Entries from a dataset
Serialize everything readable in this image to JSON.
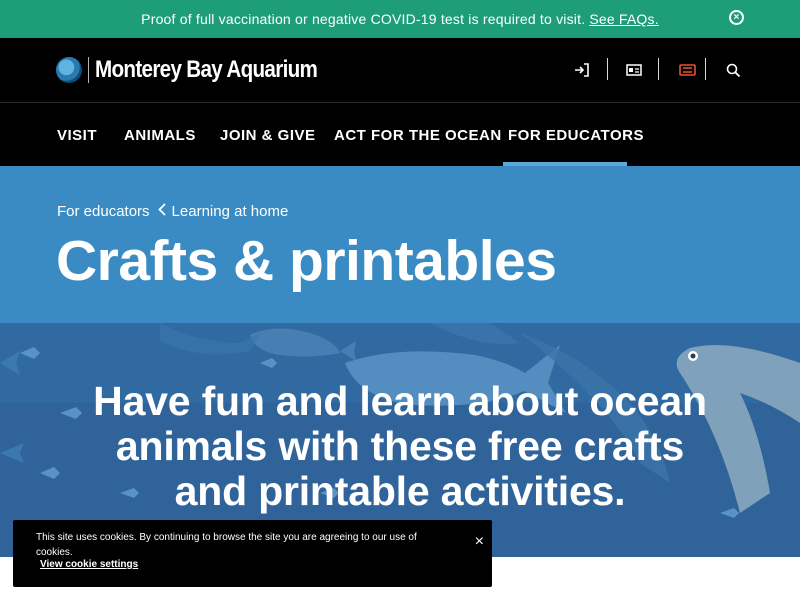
{
  "alert": {
    "message": "Proof of full vaccination or negative COVID-19 test is required to visit.",
    "link": "See FAQs.",
    "close_icon": "close-circle-icon"
  },
  "header": {
    "logo_text": "Monterey Bay Aquarium",
    "utility_icons": [
      "sign-in-icon",
      "membership-card-icon",
      "ticket-icon",
      "search-icon"
    ],
    "accent_color": "#e8532b"
  },
  "nav": {
    "items": [
      {
        "label": "VISIT"
      },
      {
        "label": "ANIMALS"
      },
      {
        "label": "JOIN & GIVE"
      },
      {
        "label": "ACT FOR THE OCEAN"
      },
      {
        "label": "FOR EDUCATORS"
      }
    ],
    "active_index": 4
  },
  "hero": {
    "breadcrumb": [
      "For educators",
      "Learning at home"
    ],
    "title": "Crafts & printables",
    "background_color": "#3a8bc3"
  },
  "intro": {
    "lines": [
      "Have fun and learn about ocean",
      "animals with these free crafts",
      "and printable activities."
    ]
  },
  "cookie": {
    "message": "This site uses cookies. By continuing to browse the site you are agreeing to our use of cookies.",
    "link": "View cookie settings",
    "close": "×"
  }
}
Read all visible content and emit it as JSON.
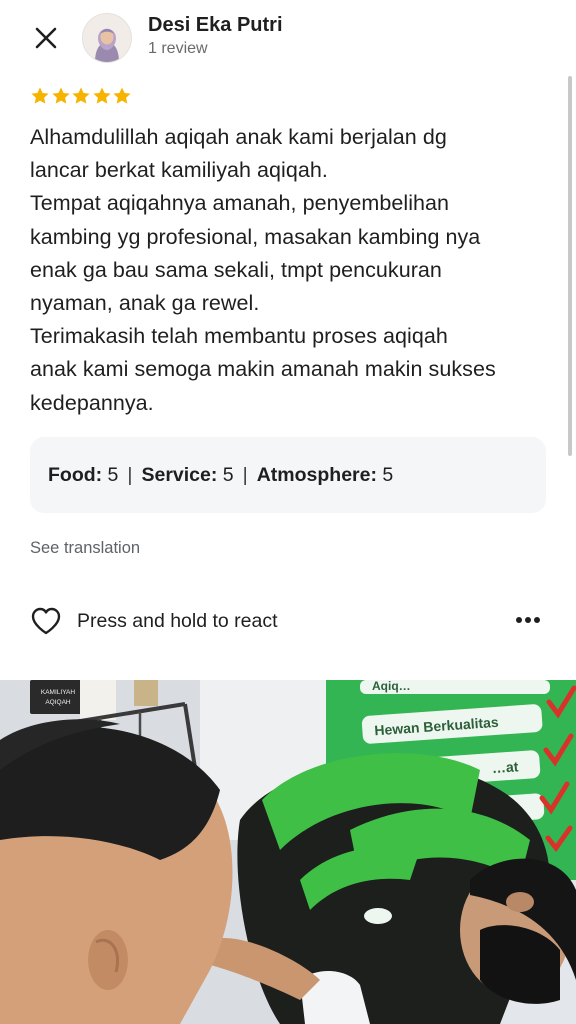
{
  "reviewer": {
    "name": "Desi Eka Putri",
    "review_count": "1 review"
  },
  "rating": {
    "stars": 5,
    "max_stars": 5,
    "color": "#f6b400"
  },
  "review": {
    "text": "Alhamdulillah aqiqah anak kami berjalan dg\nlancar berkat kamiliyah aqiqah.\nTempat aqiqahnya amanah, penyembelihan\nkambing yg profesional, masakan kambing nya\nenak ga bau sama sekali, tmpt pencukuran\nnyaman, anak ga rewel.\nTerimakasih telah membantu proses aqiqah\nanak kami semoga makin amanah makin sukses\nkedepannya."
  },
  "sub_ratings": [
    {
      "label": "Food:",
      "value": "5"
    },
    {
      "label": "Service:",
      "value": "5"
    },
    {
      "label": "Atmosphere:",
      "value": "5"
    }
  ],
  "sub_rating_separator": "|",
  "translation": {
    "label": "See translation"
  },
  "reaction": {
    "label": "Press and hold to react"
  },
  "photo": {
    "sign_lines": [
      "Aqiq…",
      "Hewan Berkualitas",
      "…at"
    ],
    "board_text": "KAMILIYAH\nAQIQAH",
    "colors": {
      "banner_green": "#2fae4e",
      "check_red": "#d9322b",
      "shirt_green": "#3fbf45",
      "shirt_black": "#1c1f1c"
    }
  },
  "icons": {
    "close": "close-icon",
    "heart": "heart-outline-icon",
    "more": "more-horizontal-icon",
    "star": "star-icon"
  }
}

■ PROBLEM TO WORK ON: Return the whole listing, word for word, and leave out every picture.

■ FULL RESPONSE:
Serialize everything readable in this image to JSON.
{
  "alert": {
    "message": "Proof of full vaccination or negative COVID-19 test is required to visit.",
    "link": "See FAQs.",
    "close_icon": "close-circle-icon"
  },
  "header": {
    "logo_text": "Monterey Bay Aquarium",
    "utility_icons": [
      "sign-in-icon",
      "membership-card-icon",
      "ticket-icon",
      "search-icon"
    ],
    "accent_color": "#e8532b"
  },
  "nav": {
    "items": [
      {
        "label": "VISIT"
      },
      {
        "label": "ANIMALS"
      },
      {
        "label": "JOIN & GIVE"
      },
      {
        "label": "ACT FOR THE OCEAN"
      },
      {
        "label": "FOR EDUCATORS"
      }
    ],
    "active_index": 4
  },
  "hero": {
    "breadcrumb": [
      "For educators",
      "Learning at home"
    ],
    "title": "Crafts & printables",
    "background_color": "#3a8bc3"
  },
  "intro": {
    "lines": [
      "Have fun and learn about ocean",
      "animals with these free crafts",
      "and printable activities."
    ]
  },
  "cookie": {
    "message": "This site uses cookies. By continuing to browse the site you are agreeing to our use of cookies.",
    "link": "View cookie settings",
    "close": "×"
  }
}
Read all visible content and emit it as JSON.
{
  "reviewer": {
    "name": "Desi Eka Putri",
    "review_count": "1 review"
  },
  "rating": {
    "stars": 5,
    "max_stars": 5,
    "color": "#f6b400"
  },
  "review": {
    "text": "Alhamdulillah aqiqah anak kami berjalan dg\nlancar berkat kamiliyah aqiqah.\nTempat aqiqahnya amanah, penyembelihan\nkambing yg profesional, masakan kambing nya\nenak ga bau sama sekali, tmpt pencukuran\nnyaman, anak ga rewel.\nTerimakasih telah membantu proses aqiqah\nanak kami semoga makin amanah makin sukses\nkedepannya."
  },
  "sub_ratings": [
    {
      "label": "Food:",
      "value": "5"
    },
    {
      "label": "Service:",
      "value": "5"
    },
    {
      "label": "Atmosphere:",
      "value": "5"
    }
  ],
  "sub_rating_separator": "|",
  "translation": {
    "label": "See translation"
  },
  "reaction": {
    "label": "Press and hold to react"
  },
  "photo": {
    "sign_lines": [
      "Aqiq…",
      "Hewan Berkualitas",
      "…at"
    ],
    "board_text": "KAMILIYAH\nAQIQAH",
    "colors": {
      "banner_green": "#2fae4e",
      "check_red": "#d9322b",
      "shirt_green": "#3fbf45",
      "shirt_black": "#1c1f1c"
    }
  },
  "icons": {
    "close": "close-icon",
    "heart": "heart-outline-icon",
    "more": "more-horizontal-icon",
    "star": "star-icon"
  }
}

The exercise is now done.